• **Objective**
Identify the lines that contain the string "Energy", then copy each of them.

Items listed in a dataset
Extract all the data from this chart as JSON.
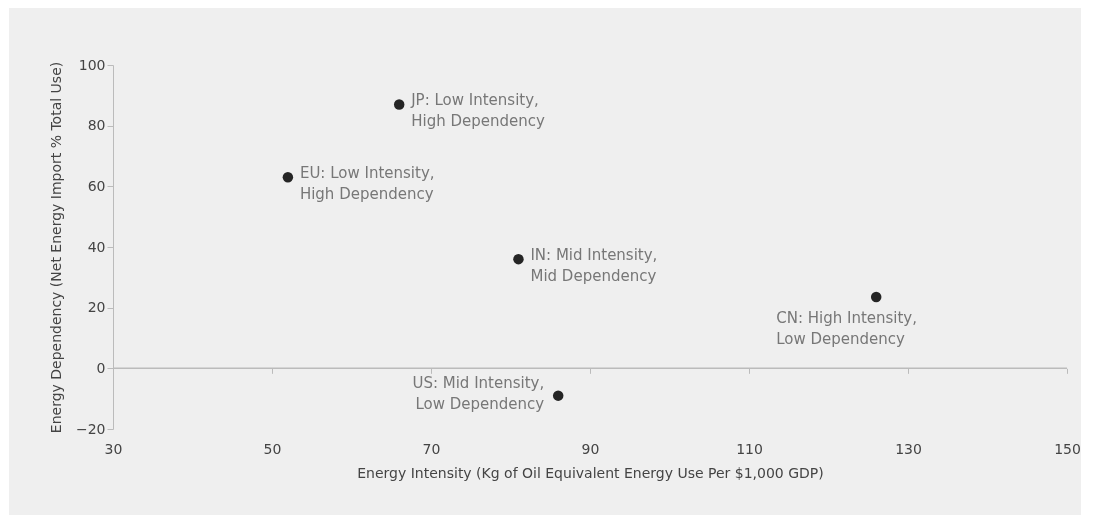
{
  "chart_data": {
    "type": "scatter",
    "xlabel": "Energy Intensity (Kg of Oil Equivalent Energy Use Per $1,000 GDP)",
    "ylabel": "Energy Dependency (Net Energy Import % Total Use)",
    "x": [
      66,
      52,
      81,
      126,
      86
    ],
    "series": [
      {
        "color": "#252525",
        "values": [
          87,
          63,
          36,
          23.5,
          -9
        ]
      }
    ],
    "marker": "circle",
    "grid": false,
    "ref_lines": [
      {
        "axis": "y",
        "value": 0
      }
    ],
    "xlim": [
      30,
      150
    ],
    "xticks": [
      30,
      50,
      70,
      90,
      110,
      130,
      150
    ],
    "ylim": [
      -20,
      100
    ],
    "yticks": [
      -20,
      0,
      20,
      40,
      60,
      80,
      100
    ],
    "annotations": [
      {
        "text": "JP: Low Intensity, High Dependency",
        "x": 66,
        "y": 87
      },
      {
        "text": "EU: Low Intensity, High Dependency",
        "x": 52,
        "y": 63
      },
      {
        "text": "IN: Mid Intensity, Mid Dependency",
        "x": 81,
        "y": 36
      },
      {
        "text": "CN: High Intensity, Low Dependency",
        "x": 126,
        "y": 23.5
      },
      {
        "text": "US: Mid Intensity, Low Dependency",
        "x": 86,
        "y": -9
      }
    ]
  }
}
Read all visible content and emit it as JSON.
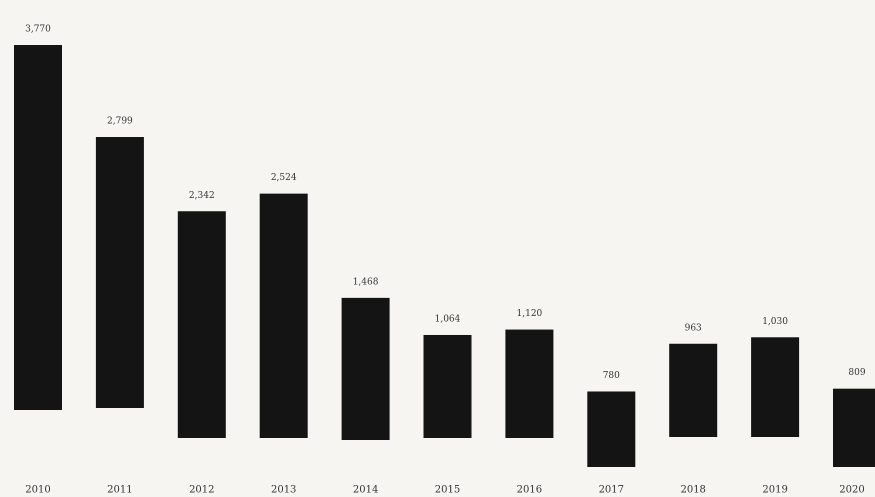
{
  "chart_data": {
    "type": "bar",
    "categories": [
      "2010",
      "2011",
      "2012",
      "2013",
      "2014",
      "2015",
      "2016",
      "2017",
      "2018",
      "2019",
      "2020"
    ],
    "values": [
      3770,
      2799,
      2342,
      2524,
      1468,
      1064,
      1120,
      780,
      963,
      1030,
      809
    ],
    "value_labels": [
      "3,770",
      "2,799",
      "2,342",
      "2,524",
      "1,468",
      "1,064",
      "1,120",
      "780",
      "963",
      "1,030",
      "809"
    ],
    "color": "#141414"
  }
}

• **Task result**
    "xlabel": "Energy Intensity (Kg of Oil Equivalent Energy Use Per $1,000 GDP)",
    "ylabel": "Energy Dependency (Net Energy Import % Total Use)",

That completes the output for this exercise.